SHORT EXERCISE: Every line of the records must be repeated exactly; pictures stay out.

AVAILABLE DATA:
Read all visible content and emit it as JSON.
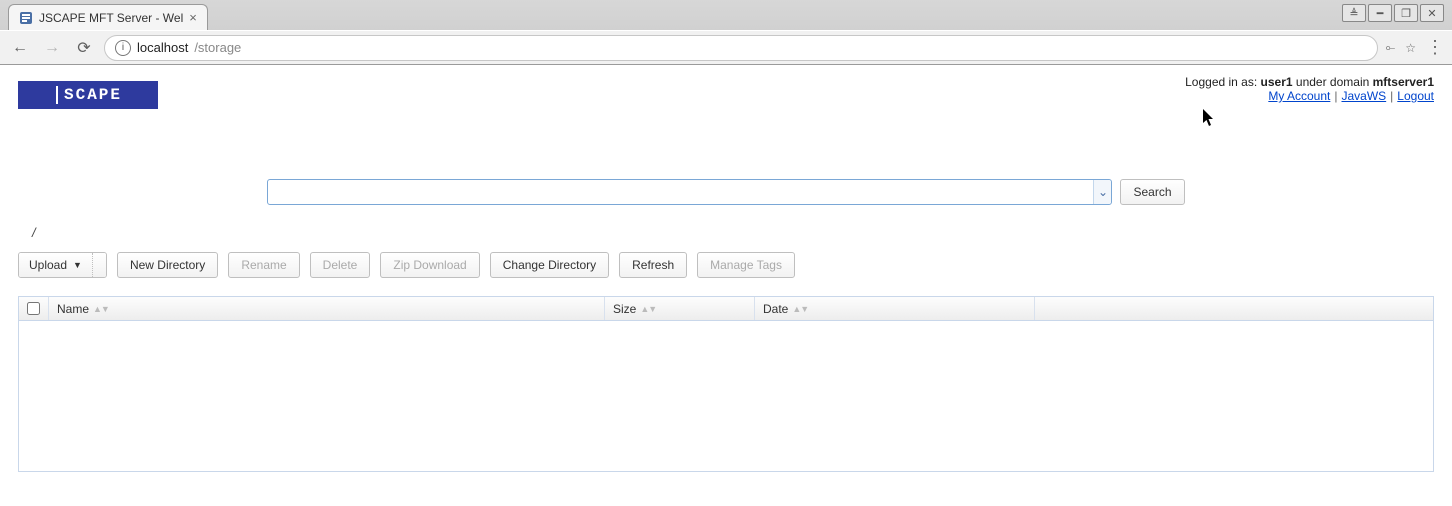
{
  "browser": {
    "tab_title": "JSCAPE MFT Server - Wel",
    "url_host": "localhost",
    "url_path": "/storage",
    "win_user_glyph": "≜",
    "win_min_glyph": "━",
    "win_max_glyph": "❐",
    "win_close_glyph": "✕",
    "back_glyph": "←",
    "forward_glyph": "→",
    "reload_glyph": "⟳",
    "key_glyph": "⟜",
    "star_glyph": "☆",
    "menu_glyph": "⋮",
    "tab_close_glyph": "×"
  },
  "header": {
    "logged_in_prefix": "Logged in as: ",
    "user": "user1",
    "domain_prefix": " under domain ",
    "domain": "mftserver1",
    "links": {
      "my_account": "My Account",
      "javaws": "JavaWS",
      "logout": "Logout"
    }
  },
  "search": {
    "value": "",
    "button": "Search",
    "trigger_glyph": "⌄"
  },
  "breadcrumb": "/",
  "toolbar": {
    "upload": "Upload",
    "upload_caret": "▼",
    "new_directory": "New Directory",
    "rename": "Rename",
    "delete": "Delete",
    "zip_download": "Zip Download",
    "change_directory": "Change Directory",
    "refresh": "Refresh",
    "manage_tags": "Manage Tags"
  },
  "grid": {
    "columns": {
      "name": "Name",
      "size": "Size",
      "date": "Date"
    },
    "sort_glyph": "▲▼",
    "rows": []
  },
  "logo_text": "SCAPE"
}
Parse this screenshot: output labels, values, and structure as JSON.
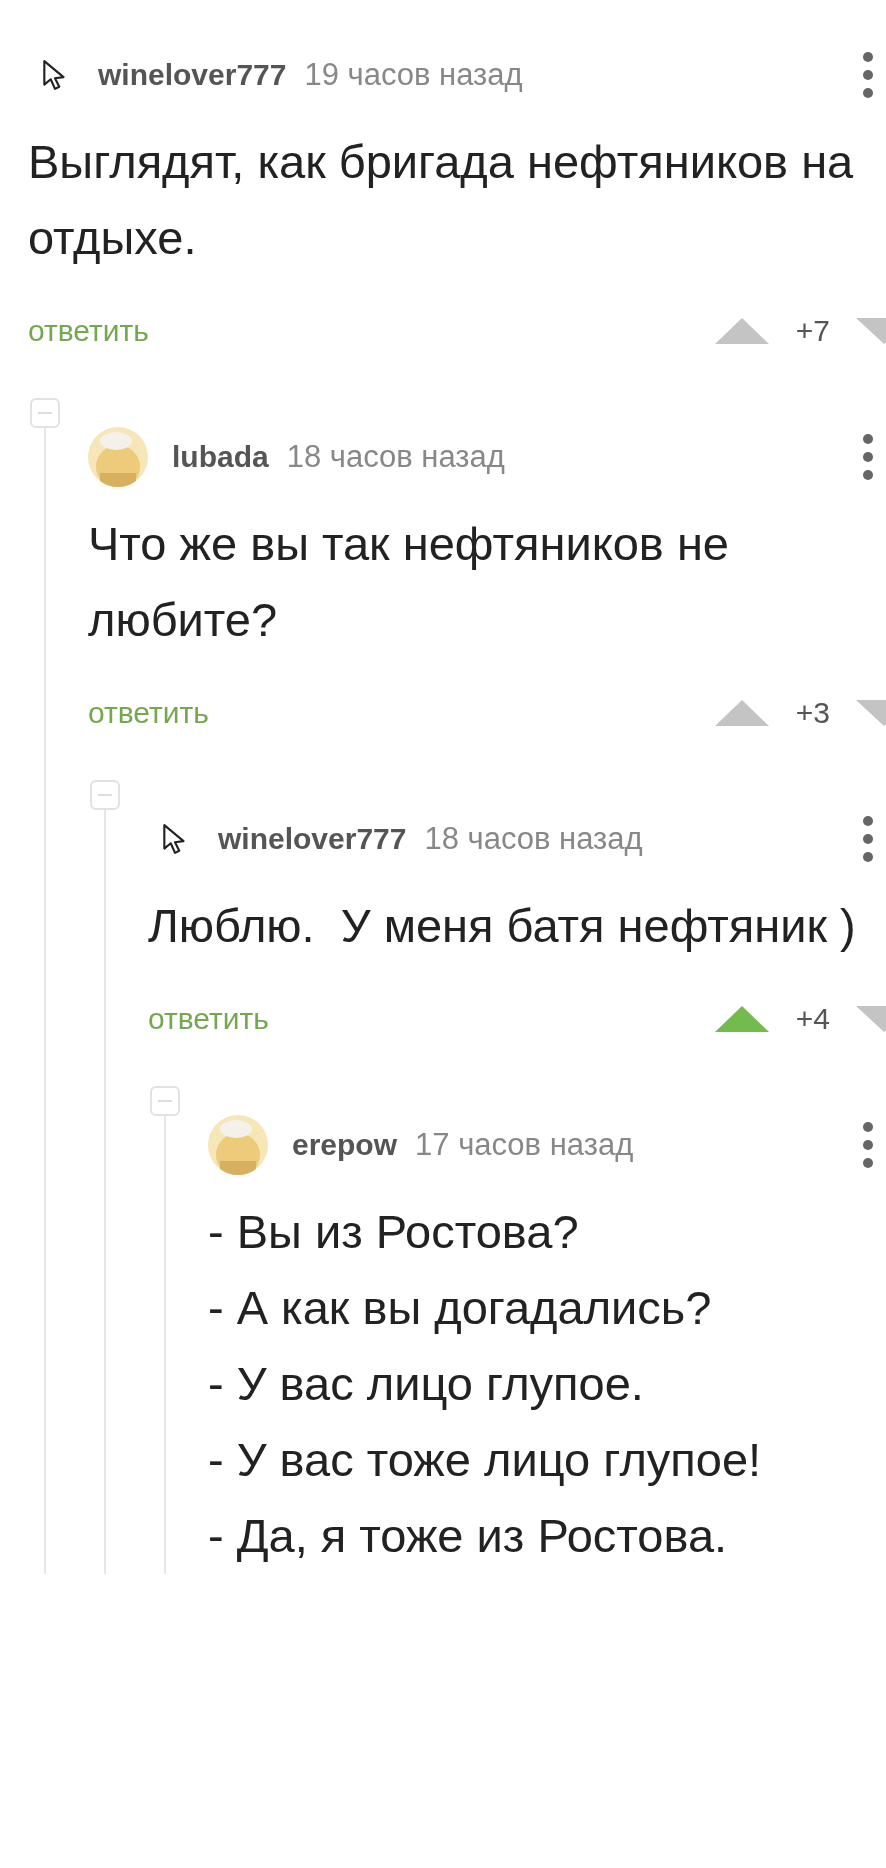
{
  "comments": [
    {
      "author": "winelover777",
      "avatar": {
        "kind": "cursor"
      },
      "time": "19 часов назад",
      "body": [
        "Выглядят, как бригада нефтяников на отдыхе."
      ],
      "reply": "ответить",
      "score": "+7",
      "voted_up": false,
      "children": [
        {
          "author": "lubada",
          "time": "18 часов назад",
          "body": [
            "Что же вы так нефтяников не любите?"
          ],
          "reply": "ответить",
          "score": "+3",
          "voted_up": false,
          "children": [
            {
              "author": "winelover777",
              "avatar": {
                "kind": "cursor"
              },
              "time": "18 часов назад",
              "body": [
                "Люблю.  У меня батя нефтяник )"
              ],
              "reply": "ответить",
              "score": "+4",
              "voted_up": true,
              "children": [
                {
                  "author": "erepow",
                  "time": "17 часов назад",
                  "body": [
                    "- Вы из Ростова?",
                    "- А как вы догадались?",
                    "- У вас лицо глупое.",
                    "- У вас тоже лицо глупое!",
                    "- Да, я тоже из Ростова."
                  ]
                }
              ]
            }
          ]
        }
      ]
    }
  ]
}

SOLUTION:
Read all visible content and emit it as JSON.
{
  "browser": {
    "tab_title": "JSCAPE MFT Server - Wel",
    "url_host": "localhost",
    "url_path": "/storage",
    "win_user_glyph": "≜",
    "win_min_glyph": "━",
    "win_max_glyph": "❐",
    "win_close_glyph": "✕",
    "back_glyph": "←",
    "forward_glyph": "→",
    "reload_glyph": "⟳",
    "key_glyph": "⟜",
    "star_glyph": "☆",
    "menu_glyph": "⋮",
    "tab_close_glyph": "×"
  },
  "header": {
    "logged_in_prefix": "Logged in as: ",
    "user": "user1",
    "domain_prefix": " under domain ",
    "domain": "mftserver1",
    "links": {
      "my_account": "My Account",
      "javaws": "JavaWS",
      "logout": "Logout"
    }
  },
  "search": {
    "value": "",
    "button": "Search",
    "trigger_glyph": "⌄"
  },
  "breadcrumb": "/",
  "toolbar": {
    "upload": "Upload",
    "upload_caret": "▼",
    "new_directory": "New Directory",
    "rename": "Rename",
    "delete": "Delete",
    "zip_download": "Zip Download",
    "change_directory": "Change Directory",
    "refresh": "Refresh",
    "manage_tags": "Manage Tags"
  },
  "grid": {
    "columns": {
      "name": "Name",
      "size": "Size",
      "date": "Date"
    },
    "sort_glyph": "▲▼",
    "rows": []
  },
  "logo_text": "SCAPE"
}
Parse this screenshot: output labels, values, and structure as JSON.
{
  "comments": [
    {
      "author": "winelover777",
      "avatar": {
        "kind": "cursor"
      },
      "time": "19 часов назад",
      "body": [
        "Выглядят, как бригада нефтяников на отдыхе."
      ],
      "reply": "ответить",
      "score": "+7",
      "voted_up": false,
      "children": [
        {
          "author": "lubada",
          "time": "18 часов назад",
          "body": [
            "Что же вы так нефтяников не любите?"
          ],
          "reply": "ответить",
          "score": "+3",
          "voted_up": false,
          "children": [
            {
              "author": "winelover777",
              "avatar": {
                "kind": "cursor"
              },
              "time": "18 часов назад",
              "body": [
                "Люблю.  У меня батя нефтяник )"
              ],
              "reply": "ответить",
              "score": "+4",
              "voted_up": true,
              "children": [
                {
                  "author": "erepow",
                  "time": "17 часов назад",
                  "body": [
                    "- Вы из Ростова?",
                    "- А как вы догадались?",
                    "- У вас лицо глупое.",
                    "- У вас тоже лицо глупое!",
                    "- Да, я тоже из Ростова."
                  ]
                }
              ]
            }
          ]
        }
      ]
    }
  ]
}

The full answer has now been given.